─── Extracted information
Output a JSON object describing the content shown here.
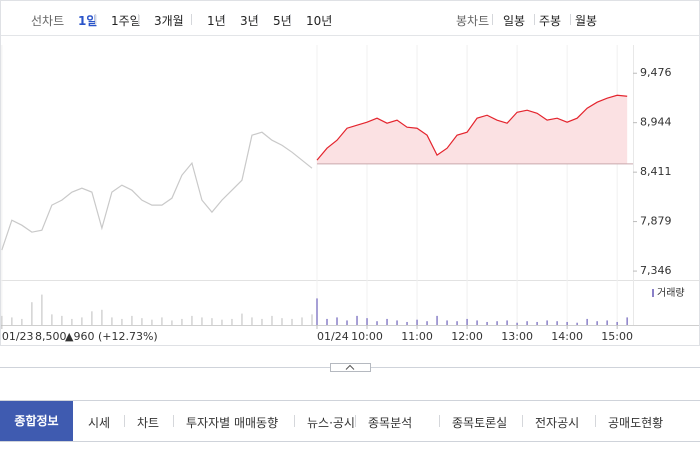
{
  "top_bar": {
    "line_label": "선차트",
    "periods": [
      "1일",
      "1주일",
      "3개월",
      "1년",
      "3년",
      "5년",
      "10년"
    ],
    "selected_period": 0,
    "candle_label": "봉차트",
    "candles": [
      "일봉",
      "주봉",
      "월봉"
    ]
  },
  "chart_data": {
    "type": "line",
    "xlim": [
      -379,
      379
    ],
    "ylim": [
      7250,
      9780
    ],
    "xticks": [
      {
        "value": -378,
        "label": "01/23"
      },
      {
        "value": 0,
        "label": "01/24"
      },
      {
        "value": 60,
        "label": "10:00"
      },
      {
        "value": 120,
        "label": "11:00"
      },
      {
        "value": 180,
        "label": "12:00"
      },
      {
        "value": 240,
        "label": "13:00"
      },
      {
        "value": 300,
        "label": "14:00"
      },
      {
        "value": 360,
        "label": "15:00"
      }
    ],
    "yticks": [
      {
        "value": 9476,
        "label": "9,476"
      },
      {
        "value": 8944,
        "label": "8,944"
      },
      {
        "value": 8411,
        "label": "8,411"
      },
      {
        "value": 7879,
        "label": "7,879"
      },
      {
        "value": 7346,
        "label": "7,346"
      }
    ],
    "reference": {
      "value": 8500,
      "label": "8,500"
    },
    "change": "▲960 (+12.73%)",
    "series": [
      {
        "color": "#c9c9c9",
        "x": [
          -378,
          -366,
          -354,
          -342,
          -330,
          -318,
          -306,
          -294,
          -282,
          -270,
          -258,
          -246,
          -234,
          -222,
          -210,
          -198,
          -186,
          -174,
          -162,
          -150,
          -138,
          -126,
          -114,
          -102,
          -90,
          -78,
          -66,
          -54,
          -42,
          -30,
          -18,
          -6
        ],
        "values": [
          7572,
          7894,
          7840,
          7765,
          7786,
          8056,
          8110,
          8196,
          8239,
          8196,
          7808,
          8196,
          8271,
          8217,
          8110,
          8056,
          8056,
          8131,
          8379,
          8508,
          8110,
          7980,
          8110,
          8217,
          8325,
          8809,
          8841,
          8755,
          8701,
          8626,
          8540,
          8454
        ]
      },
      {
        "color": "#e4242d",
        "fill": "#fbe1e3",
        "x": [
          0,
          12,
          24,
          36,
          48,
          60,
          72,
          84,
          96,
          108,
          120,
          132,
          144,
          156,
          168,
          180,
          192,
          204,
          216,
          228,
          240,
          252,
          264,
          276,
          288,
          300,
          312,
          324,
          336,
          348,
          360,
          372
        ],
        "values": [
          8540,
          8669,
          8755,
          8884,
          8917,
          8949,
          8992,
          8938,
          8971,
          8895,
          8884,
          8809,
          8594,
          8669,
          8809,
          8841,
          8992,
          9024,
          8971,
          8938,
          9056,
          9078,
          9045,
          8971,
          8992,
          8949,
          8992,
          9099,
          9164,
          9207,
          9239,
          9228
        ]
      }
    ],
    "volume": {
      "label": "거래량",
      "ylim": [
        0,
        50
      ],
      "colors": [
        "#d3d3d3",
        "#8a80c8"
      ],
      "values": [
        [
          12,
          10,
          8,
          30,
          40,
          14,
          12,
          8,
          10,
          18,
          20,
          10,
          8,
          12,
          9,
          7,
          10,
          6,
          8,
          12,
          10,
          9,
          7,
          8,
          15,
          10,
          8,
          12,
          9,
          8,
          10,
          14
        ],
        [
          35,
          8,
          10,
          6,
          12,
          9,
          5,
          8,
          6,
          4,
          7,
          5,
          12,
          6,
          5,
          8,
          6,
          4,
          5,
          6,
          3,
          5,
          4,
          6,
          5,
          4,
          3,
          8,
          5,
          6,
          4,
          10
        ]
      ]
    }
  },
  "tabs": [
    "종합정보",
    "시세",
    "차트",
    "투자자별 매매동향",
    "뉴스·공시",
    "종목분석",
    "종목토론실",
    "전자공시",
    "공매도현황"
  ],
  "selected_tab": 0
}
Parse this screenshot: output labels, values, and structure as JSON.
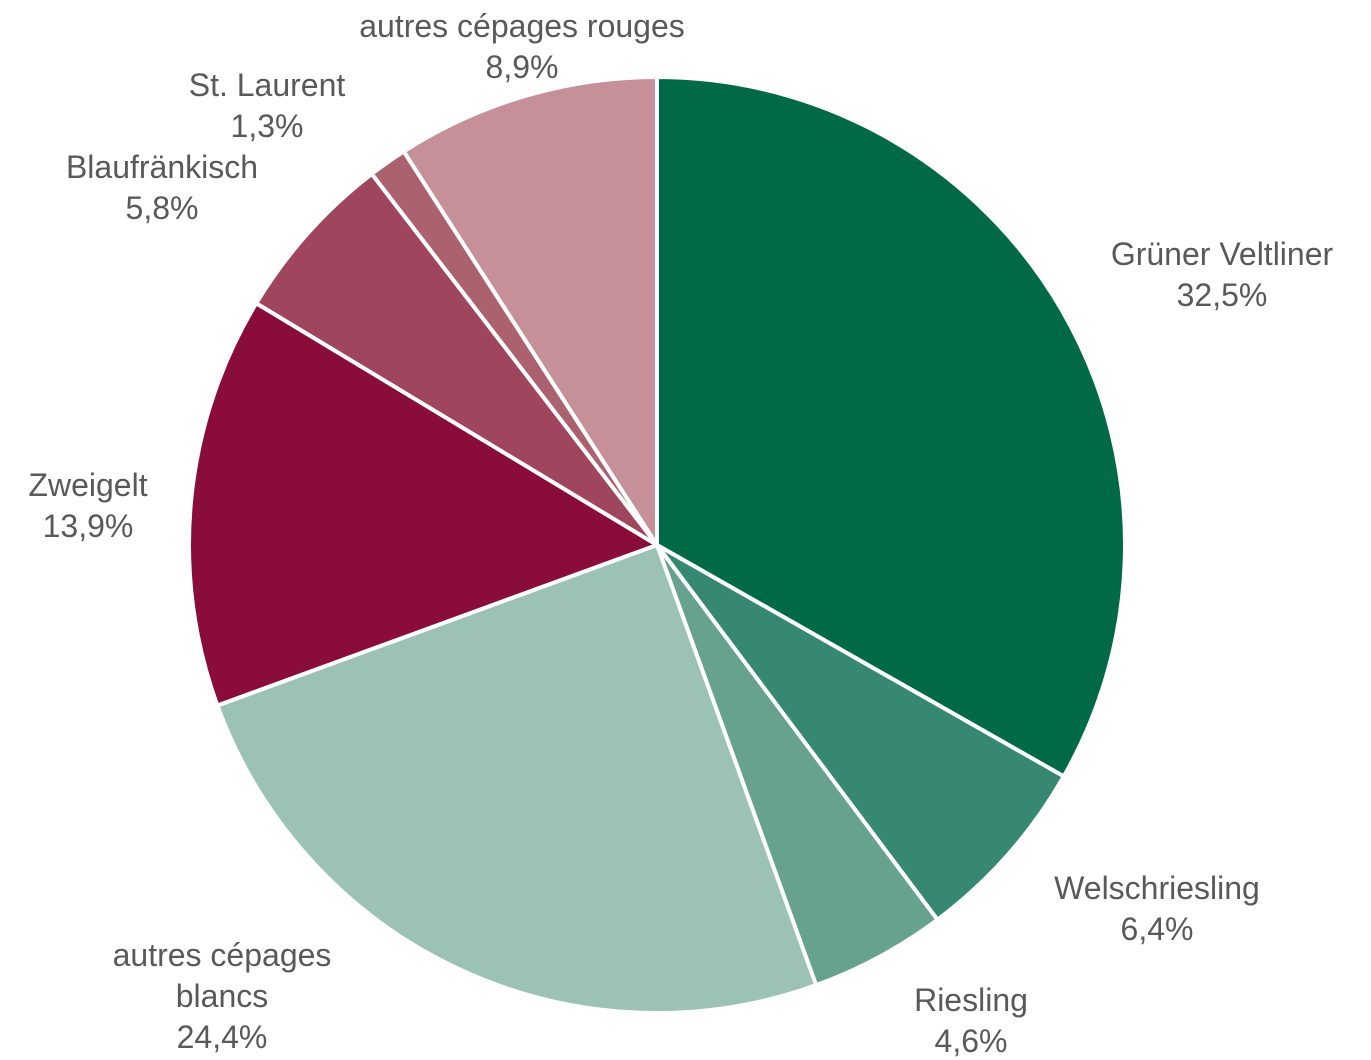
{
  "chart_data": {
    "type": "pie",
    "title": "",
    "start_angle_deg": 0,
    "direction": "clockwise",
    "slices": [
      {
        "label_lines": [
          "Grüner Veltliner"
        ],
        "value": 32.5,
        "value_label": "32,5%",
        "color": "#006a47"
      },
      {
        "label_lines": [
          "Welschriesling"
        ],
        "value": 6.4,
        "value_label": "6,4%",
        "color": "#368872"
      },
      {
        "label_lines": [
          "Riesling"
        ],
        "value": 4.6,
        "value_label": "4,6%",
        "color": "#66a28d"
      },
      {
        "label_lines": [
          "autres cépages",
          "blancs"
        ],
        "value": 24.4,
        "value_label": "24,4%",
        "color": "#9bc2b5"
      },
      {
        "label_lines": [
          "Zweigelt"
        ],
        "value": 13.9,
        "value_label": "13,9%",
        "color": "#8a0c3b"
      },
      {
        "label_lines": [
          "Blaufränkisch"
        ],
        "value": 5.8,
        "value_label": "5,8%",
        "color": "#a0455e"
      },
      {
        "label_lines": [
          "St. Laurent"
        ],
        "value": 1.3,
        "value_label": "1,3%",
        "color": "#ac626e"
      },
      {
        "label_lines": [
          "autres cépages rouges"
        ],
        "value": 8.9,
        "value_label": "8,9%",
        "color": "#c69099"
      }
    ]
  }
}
──────
=== Task requirements ===
Except for the pictures, give all the material above again verbatim.

=== Exercise solution ===
Output a JSON object describing the content shown here.
{
  "top_bar": {
    "line_label": "선차트",
    "periods": [
      "1일",
      "1주일",
      "3개월",
      "1년",
      "3년",
      "5년",
      "10년"
    ],
    "selected_period": 0,
    "candle_label": "봉차트",
    "candles": [
      "일봉",
      "주봉",
      "월봉"
    ]
  },
  "chart_data": {
    "type": "line",
    "xlim": [
      -379,
      379
    ],
    "ylim": [
      7250,
      9780
    ],
    "xticks": [
      {
        "value": -378,
        "label": "01/23"
      },
      {
        "value": 0,
        "label": "01/24"
      },
      {
        "value": 60,
        "label": "10:00"
      },
      {
        "value": 120,
        "label": "11:00"
      },
      {
        "value": 180,
        "label": "12:00"
      },
      {
        "value": 240,
        "label": "13:00"
      },
      {
        "value": 300,
        "label": "14:00"
      },
      {
        "value": 360,
        "label": "15:00"
      }
    ],
    "yticks": [
      {
        "value": 9476,
        "label": "9,476"
      },
      {
        "value": 8944,
        "label": "8,944"
      },
      {
        "value": 8411,
        "label": "8,411"
      },
      {
        "value": 7879,
        "label": "7,879"
      },
      {
        "value": 7346,
        "label": "7,346"
      }
    ],
    "reference": {
      "value": 8500,
      "label": "8,500"
    },
    "change": "▲960 (+12.73%)",
    "series": [
      {
        "color": "#c9c9c9",
        "x": [
          -378,
          -366,
          -354,
          -342,
          -330,
          -318,
          -306,
          -294,
          -282,
          -270,
          -258,
          -246,
          -234,
          -222,
          -210,
          -198,
          -186,
          -174,
          -162,
          -150,
          -138,
          -126,
          -114,
          -102,
          -90,
          -78,
          -66,
          -54,
          -42,
          -30,
          -18,
          -6
        ],
        "values": [
          7572,
          7894,
          7840,
          7765,
          7786,
          8056,
          8110,
          8196,
          8239,
          8196,
          7808,
          8196,
          8271,
          8217,
          8110,
          8056,
          8056,
          8131,
          8379,
          8508,
          8110,
          7980,
          8110,
          8217,
          8325,
          8809,
          8841,
          8755,
          8701,
          8626,
          8540,
          8454
        ]
      },
      {
        "color": "#e4242d",
        "fill": "#fbe1e3",
        "x": [
          0,
          12,
          24,
          36,
          48,
          60,
          72,
          84,
          96,
          108,
          120,
          132,
          144,
          156,
          168,
          180,
          192,
          204,
          216,
          228,
          240,
          252,
          264,
          276,
          288,
          300,
          312,
          324,
          336,
          348,
          360,
          372
        ],
        "values": [
          8540,
          8669,
          8755,
          8884,
          8917,
          8949,
          8992,
          8938,
          8971,
          8895,
          8884,
          8809,
          8594,
          8669,
          8809,
          8841,
          8992,
          9024,
          8971,
          8938,
          9056,
          9078,
          9045,
          8971,
          8992,
          8949,
          8992,
          9099,
          9164,
          9207,
          9239,
          9228
        ]
      }
    ],
    "volume": {
      "label": "거래량",
      "ylim": [
        0,
        50
      ],
      "colors": [
        "#d3d3d3",
        "#8a80c8"
      ],
      "values": [
        [
          12,
          10,
          8,
          30,
          40,
          14,
          12,
          8,
          10,
          18,
          20,
          10,
          8,
          12,
          9,
          7,
          10,
          6,
          8,
          12,
          10,
          9,
          7,
          8,
          15,
          10,
          8,
          12,
          9,
          8,
          10,
          14
        ],
        [
          35,
          8,
          10,
          6,
          12,
          9,
          5,
          8,
          6,
          4,
          7,
          5,
          12,
          6,
          5,
          8,
          6,
          4,
          5,
          6,
          3,
          5,
          4,
          6,
          5,
          4,
          3,
          8,
          5,
          6,
          4,
          10
        ]
      ]
    }
  },
  "tabs": [
    "종합정보",
    "시세",
    "차트",
    "투자자별 매매동향",
    "뉴스·공시",
    "종목분석",
    "종목토론실",
    "전자공시",
    "공매도현황"
  ],
  "selected_tab": 0
}
Parse this screenshot: output labels, values, and structure as JSON.
{
  "chart_data": {
    "type": "pie",
    "title": "",
    "start_angle_deg": 0,
    "direction": "clockwise",
    "slices": [
      {
        "label_lines": [
          "Grüner Veltliner"
        ],
        "value": 32.5,
        "value_label": "32,5%",
        "color": "#006a47"
      },
      {
        "label_lines": [
          "Welschriesling"
        ],
        "value": 6.4,
        "value_label": "6,4%",
        "color": "#368872"
      },
      {
        "label_lines": [
          "Riesling"
        ],
        "value": 4.6,
        "value_label": "4,6%",
        "color": "#66a28d"
      },
      {
        "label_lines": [
          "autres cépages",
          "blancs"
        ],
        "value": 24.4,
        "value_label": "24,4%",
        "color": "#9bc2b5"
      },
      {
        "label_lines": [
          "Zweigelt"
        ],
        "value": 13.9,
        "value_label": "13,9%",
        "color": "#8a0c3b"
      },
      {
        "label_lines": [
          "Blaufränkisch"
        ],
        "value": 5.8,
        "value_label": "5,8%",
        "color": "#a0455e"
      },
      {
        "label_lines": [
          "St. Laurent"
        ],
        "value": 1.3,
        "value_label": "1,3%",
        "color": "#ac626e"
      },
      {
        "label_lines": [
          "autres cépages rouges"
        ],
        "value": 8.9,
        "value_label": "8,9%",
        "color": "#c69099"
      }
    ]
  }
}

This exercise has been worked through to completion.